(Recorded data)
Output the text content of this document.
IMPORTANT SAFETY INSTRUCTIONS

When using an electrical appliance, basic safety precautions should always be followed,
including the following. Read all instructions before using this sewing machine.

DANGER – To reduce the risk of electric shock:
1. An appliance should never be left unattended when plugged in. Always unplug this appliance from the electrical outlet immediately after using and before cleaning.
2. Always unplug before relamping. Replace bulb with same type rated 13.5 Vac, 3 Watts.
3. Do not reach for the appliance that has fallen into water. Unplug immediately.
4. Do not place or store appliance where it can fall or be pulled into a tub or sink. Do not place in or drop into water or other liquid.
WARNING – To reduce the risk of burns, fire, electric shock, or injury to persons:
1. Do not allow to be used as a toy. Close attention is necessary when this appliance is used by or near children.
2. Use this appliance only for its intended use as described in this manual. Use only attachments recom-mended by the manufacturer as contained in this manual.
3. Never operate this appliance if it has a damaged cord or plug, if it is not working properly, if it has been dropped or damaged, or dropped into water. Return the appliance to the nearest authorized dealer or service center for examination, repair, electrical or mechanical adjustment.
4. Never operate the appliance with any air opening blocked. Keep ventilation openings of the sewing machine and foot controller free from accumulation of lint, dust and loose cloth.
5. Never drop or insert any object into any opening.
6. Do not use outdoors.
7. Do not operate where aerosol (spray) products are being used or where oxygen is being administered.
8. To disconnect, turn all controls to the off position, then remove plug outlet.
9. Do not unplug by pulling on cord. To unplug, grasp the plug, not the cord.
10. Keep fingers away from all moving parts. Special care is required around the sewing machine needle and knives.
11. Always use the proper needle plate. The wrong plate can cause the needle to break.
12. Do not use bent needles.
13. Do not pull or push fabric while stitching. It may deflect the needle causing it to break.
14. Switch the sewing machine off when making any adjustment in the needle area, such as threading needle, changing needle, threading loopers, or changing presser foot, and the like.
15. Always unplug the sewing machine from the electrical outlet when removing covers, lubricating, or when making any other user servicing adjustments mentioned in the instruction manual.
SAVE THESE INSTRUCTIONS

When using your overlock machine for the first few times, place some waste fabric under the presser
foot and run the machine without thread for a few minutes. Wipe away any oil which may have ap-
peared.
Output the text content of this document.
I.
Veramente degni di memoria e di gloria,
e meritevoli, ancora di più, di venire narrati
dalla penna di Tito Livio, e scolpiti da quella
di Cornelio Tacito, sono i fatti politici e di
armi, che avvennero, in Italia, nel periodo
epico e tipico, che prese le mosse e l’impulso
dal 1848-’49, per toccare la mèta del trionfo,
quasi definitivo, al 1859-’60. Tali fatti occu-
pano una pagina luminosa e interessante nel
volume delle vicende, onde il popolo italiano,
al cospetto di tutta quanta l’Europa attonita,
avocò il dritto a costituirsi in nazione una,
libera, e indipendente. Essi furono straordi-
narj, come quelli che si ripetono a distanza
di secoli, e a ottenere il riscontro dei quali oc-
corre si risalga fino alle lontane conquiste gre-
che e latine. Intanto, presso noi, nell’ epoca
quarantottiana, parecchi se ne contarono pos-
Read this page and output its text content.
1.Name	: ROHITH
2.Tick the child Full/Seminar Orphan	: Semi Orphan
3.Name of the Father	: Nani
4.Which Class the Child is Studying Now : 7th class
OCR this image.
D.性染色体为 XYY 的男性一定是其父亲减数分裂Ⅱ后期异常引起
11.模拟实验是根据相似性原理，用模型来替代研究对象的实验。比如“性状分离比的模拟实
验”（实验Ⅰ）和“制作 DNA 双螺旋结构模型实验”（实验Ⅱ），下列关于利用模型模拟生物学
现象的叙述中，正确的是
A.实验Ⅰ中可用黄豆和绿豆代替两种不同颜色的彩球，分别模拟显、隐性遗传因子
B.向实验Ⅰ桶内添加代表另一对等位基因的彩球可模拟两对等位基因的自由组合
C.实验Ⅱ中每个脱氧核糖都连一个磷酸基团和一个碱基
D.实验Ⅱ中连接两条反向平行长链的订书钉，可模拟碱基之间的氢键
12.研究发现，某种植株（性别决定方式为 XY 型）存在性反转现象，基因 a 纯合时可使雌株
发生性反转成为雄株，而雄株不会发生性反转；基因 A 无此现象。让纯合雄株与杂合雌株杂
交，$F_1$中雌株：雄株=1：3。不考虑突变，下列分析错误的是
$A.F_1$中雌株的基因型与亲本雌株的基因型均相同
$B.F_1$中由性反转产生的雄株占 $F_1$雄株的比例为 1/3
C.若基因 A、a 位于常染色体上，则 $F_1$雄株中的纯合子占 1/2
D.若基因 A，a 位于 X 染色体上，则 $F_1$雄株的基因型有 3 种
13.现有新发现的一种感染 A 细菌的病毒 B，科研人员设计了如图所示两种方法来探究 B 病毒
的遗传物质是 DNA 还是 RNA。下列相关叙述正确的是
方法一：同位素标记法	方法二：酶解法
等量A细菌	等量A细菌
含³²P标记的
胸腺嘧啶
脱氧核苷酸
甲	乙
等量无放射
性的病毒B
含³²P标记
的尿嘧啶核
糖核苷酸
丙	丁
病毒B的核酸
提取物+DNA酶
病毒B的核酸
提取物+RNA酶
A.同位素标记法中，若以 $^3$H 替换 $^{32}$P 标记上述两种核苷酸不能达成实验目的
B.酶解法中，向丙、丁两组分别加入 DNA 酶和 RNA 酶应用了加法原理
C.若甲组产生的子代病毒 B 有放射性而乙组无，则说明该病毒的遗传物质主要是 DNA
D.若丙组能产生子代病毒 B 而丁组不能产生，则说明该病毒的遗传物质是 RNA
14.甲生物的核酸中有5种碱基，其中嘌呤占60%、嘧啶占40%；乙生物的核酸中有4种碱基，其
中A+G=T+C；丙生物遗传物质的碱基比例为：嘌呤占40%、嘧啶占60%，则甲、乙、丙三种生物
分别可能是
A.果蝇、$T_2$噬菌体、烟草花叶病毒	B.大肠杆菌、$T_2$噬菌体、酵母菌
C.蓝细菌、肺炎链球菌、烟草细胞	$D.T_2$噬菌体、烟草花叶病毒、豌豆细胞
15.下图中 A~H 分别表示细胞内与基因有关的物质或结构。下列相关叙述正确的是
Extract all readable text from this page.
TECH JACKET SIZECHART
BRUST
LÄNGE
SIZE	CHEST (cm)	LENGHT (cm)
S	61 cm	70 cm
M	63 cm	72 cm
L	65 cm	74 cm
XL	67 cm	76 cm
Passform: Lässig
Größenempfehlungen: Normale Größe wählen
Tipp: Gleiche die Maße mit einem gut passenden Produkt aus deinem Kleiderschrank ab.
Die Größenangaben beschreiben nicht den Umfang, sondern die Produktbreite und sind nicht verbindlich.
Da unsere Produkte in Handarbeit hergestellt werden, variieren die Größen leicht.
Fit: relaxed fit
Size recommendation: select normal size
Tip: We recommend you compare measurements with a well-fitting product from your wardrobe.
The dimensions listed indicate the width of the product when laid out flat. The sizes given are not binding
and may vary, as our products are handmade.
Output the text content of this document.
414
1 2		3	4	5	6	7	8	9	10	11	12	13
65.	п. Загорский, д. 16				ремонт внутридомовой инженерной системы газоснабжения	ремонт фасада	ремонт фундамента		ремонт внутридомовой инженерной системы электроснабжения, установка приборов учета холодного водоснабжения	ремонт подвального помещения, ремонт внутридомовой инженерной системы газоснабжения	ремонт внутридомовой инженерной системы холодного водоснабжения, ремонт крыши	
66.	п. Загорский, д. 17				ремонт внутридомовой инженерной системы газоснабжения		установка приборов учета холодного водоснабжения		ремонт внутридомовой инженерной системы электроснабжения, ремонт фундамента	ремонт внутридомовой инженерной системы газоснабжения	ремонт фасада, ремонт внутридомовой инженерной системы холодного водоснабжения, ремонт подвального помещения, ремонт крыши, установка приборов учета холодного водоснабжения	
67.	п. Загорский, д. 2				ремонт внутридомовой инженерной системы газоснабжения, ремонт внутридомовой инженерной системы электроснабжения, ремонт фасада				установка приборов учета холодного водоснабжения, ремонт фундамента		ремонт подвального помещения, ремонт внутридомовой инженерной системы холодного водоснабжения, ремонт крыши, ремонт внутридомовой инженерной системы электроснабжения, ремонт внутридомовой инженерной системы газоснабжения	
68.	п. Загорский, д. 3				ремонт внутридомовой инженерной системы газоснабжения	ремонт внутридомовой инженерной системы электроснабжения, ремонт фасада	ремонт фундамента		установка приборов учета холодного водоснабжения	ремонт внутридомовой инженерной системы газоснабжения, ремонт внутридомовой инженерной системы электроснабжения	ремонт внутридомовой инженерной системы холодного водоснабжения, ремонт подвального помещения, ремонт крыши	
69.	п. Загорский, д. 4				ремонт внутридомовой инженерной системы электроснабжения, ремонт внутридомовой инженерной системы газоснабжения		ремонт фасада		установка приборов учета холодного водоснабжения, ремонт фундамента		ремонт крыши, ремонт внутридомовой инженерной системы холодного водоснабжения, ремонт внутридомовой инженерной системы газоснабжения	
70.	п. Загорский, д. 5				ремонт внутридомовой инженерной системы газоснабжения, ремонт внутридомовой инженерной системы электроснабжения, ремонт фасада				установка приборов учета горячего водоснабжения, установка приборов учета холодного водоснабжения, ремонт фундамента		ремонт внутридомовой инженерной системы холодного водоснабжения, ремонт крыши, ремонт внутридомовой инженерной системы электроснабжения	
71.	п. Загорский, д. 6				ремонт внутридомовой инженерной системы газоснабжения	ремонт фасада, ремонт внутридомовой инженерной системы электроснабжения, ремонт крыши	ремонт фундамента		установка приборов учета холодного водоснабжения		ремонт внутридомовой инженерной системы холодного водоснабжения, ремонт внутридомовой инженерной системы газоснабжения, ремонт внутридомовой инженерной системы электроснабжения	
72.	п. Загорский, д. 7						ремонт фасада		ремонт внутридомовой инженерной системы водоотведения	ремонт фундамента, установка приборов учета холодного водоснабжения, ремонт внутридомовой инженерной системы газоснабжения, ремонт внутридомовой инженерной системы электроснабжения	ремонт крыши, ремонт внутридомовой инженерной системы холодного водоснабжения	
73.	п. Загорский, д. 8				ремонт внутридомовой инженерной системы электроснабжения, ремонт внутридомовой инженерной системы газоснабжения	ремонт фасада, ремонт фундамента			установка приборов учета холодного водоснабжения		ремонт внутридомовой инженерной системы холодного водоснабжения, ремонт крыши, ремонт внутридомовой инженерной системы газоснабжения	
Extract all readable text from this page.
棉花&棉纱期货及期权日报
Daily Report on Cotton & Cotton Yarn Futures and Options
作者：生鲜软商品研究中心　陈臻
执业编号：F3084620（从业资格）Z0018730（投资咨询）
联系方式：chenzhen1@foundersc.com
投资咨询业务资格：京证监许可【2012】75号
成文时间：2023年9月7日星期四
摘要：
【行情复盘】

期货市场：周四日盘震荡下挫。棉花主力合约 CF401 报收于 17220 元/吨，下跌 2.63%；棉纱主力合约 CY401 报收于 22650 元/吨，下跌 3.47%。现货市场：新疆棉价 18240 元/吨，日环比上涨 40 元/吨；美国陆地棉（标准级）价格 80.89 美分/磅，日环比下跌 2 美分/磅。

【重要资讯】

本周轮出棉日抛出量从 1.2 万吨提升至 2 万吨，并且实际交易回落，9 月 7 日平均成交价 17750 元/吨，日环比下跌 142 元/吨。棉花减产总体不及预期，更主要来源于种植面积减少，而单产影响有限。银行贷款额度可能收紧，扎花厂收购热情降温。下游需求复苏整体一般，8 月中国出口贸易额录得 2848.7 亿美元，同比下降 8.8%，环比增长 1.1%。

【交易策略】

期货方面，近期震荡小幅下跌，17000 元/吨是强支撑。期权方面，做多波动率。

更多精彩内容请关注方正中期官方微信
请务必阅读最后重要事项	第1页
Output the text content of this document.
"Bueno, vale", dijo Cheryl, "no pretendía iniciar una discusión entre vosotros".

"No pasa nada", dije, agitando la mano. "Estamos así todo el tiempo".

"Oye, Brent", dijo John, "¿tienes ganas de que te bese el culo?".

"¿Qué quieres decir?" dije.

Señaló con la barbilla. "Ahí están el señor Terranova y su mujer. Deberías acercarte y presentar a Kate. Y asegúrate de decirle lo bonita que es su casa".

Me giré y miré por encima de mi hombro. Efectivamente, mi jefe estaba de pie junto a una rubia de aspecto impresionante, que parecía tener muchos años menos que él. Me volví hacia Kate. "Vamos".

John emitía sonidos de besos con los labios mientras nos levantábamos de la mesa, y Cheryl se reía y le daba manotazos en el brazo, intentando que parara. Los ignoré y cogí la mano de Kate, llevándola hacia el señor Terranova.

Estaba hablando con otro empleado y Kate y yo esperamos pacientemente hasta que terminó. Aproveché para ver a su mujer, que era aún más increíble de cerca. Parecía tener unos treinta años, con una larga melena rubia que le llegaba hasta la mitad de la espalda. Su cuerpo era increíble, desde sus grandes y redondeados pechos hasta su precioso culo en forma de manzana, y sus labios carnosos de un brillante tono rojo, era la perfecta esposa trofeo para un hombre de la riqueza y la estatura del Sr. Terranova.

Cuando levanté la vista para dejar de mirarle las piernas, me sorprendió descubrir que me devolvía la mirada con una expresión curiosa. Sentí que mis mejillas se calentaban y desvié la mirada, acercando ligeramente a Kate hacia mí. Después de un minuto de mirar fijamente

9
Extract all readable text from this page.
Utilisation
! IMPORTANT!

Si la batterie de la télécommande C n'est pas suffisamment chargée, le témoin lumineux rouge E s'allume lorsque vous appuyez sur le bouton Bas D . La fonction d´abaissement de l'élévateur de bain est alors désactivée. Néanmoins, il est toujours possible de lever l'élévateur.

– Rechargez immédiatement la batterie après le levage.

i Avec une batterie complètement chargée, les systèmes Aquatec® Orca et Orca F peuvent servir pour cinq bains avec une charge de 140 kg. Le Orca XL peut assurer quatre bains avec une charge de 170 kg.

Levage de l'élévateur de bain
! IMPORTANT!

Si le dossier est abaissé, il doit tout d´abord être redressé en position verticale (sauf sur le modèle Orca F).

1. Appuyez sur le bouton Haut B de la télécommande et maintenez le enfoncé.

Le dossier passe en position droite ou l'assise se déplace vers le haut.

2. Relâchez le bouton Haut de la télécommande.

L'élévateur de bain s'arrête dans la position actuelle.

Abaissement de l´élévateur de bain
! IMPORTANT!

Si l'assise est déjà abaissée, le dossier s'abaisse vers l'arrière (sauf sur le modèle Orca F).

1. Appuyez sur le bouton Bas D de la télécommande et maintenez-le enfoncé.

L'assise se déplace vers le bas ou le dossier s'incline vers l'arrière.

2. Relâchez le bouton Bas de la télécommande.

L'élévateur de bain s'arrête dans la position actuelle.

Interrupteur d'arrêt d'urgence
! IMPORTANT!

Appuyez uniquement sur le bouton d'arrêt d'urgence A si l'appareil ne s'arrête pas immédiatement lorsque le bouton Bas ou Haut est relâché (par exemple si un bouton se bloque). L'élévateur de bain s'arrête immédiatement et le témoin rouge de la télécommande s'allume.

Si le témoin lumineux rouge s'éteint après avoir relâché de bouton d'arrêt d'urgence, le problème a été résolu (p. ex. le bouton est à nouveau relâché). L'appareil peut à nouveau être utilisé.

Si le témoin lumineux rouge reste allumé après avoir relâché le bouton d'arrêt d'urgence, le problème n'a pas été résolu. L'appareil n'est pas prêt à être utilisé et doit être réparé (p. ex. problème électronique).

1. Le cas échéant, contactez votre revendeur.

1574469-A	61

→ Task to carry out
Report only the count of lines that include the string "arrière".

→ Completed exercise
2